Entries supplied:
......

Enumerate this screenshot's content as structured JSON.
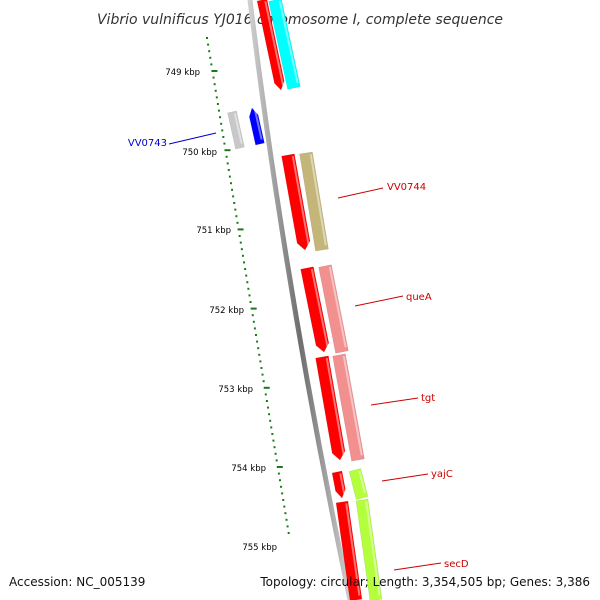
{
  "map": {
    "title": "Vibrio vulnificus YJ016 chromosome I, complete sequence",
    "accession": "Accession: NC_005139",
    "topology": "Topology: circular; Length: 3,354,505 bp; Genes: 3,386",
    "colors": {
      "backbone": "#8a8a8a",
      "tick": "#1a7a1a",
      "red": "#ff0000",
      "cyan": "#00ffff",
      "olive": "#c4b579",
      "salmon": "#f29090",
      "lime": "#b4ff3c",
      "grey": "#c8c8c8",
      "blue": "#0000ff",
      "label_red": "#cc0000",
      "label_blue": "#0000cc"
    },
    "scale_labels": [
      "749 kbp",
      "750 kbp",
      "751 kbp",
      "752 kbp",
      "753 kbp",
      "754 kbp",
      "755 kbp"
    ],
    "gene_labels": [
      {
        "text": "VV0743",
        "color": "blue"
      },
      {
        "text": "VV0744",
        "color": "red"
      },
      {
        "text": "queA",
        "color": "red"
      },
      {
        "text": "tgt",
        "color": "red"
      },
      {
        "text": "yajC",
        "color": "red"
      },
      {
        "text": "secD",
        "color": "red"
      }
    ]
  }
}
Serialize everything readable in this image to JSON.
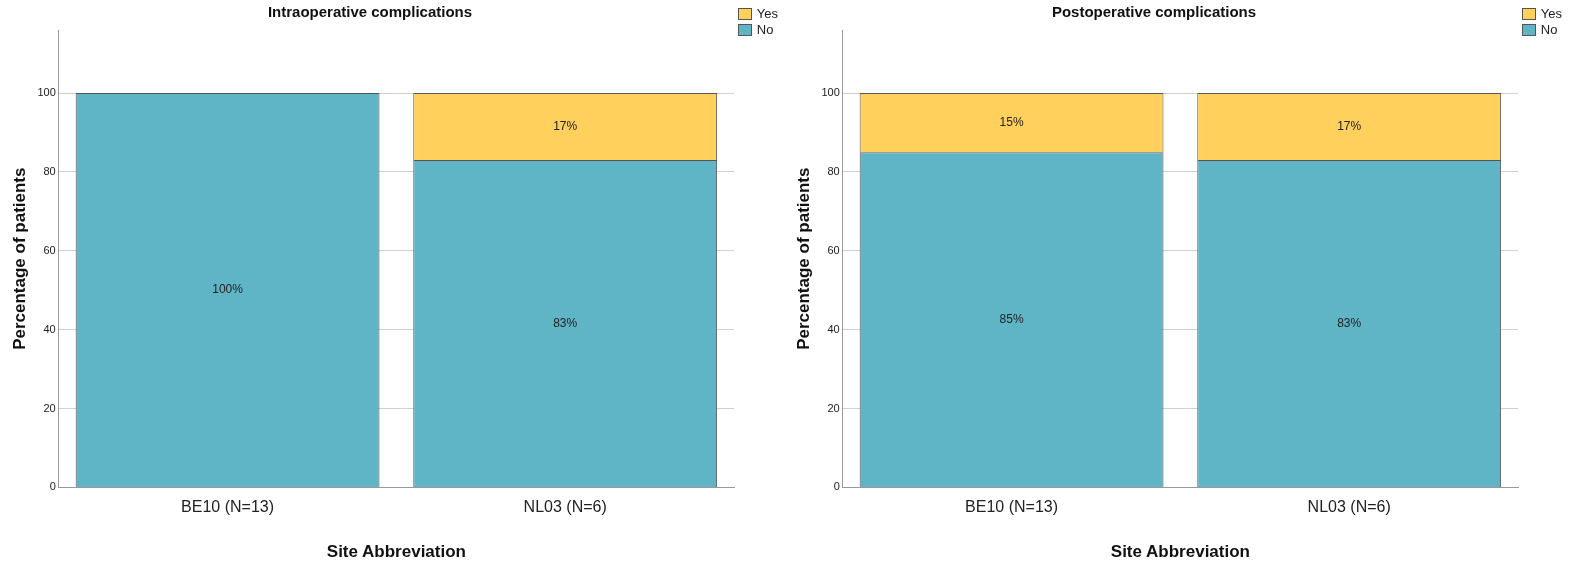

......

Work required:
Would you return the whole listing above exactly as written, skipping any image?

Task output:
Enumerate this screenshot's content as structured JSON.
{
  "map": {
    "title": "Vibrio vulnificus YJ016 chromosome I, complete sequence",
    "accession": "Accession: NC_005139",
    "topology": "Topology: circular; Length: 3,354,505 bp; Genes: 3,386",
    "colors": {
      "backbone": "#8a8a8a",
      "tick": "#1a7a1a",
      "red": "#ff0000",
      "cyan": "#00ffff",
      "olive": "#c4b579",
      "salmon": "#f29090",
      "lime": "#b4ff3c",
      "grey": "#c8c8c8",
      "blue": "#0000ff",
      "label_red": "#cc0000",
      "label_blue": "#0000cc"
    },
    "scale_labels": [
      "749 kbp",
      "750 kbp",
      "751 kbp",
      "752 kbp",
      "753 kbp",
      "754 kbp",
      "755 kbp"
    ],
    "gene_labels": [
      {
        "text": "VV0743",
        "color": "blue"
      },
      {
        "text": "VV0744",
        "color": "red"
      },
      {
        "text": "queA",
        "color": "red"
      },
      {
        "text": "tgt",
        "color": "red"
      },
      {
        "text": "yajC",
        "color": "red"
      },
      {
        "text": "secD",
        "color": "red"
      }
    ]
  }
}
Serialize everything readable in this image to JSON.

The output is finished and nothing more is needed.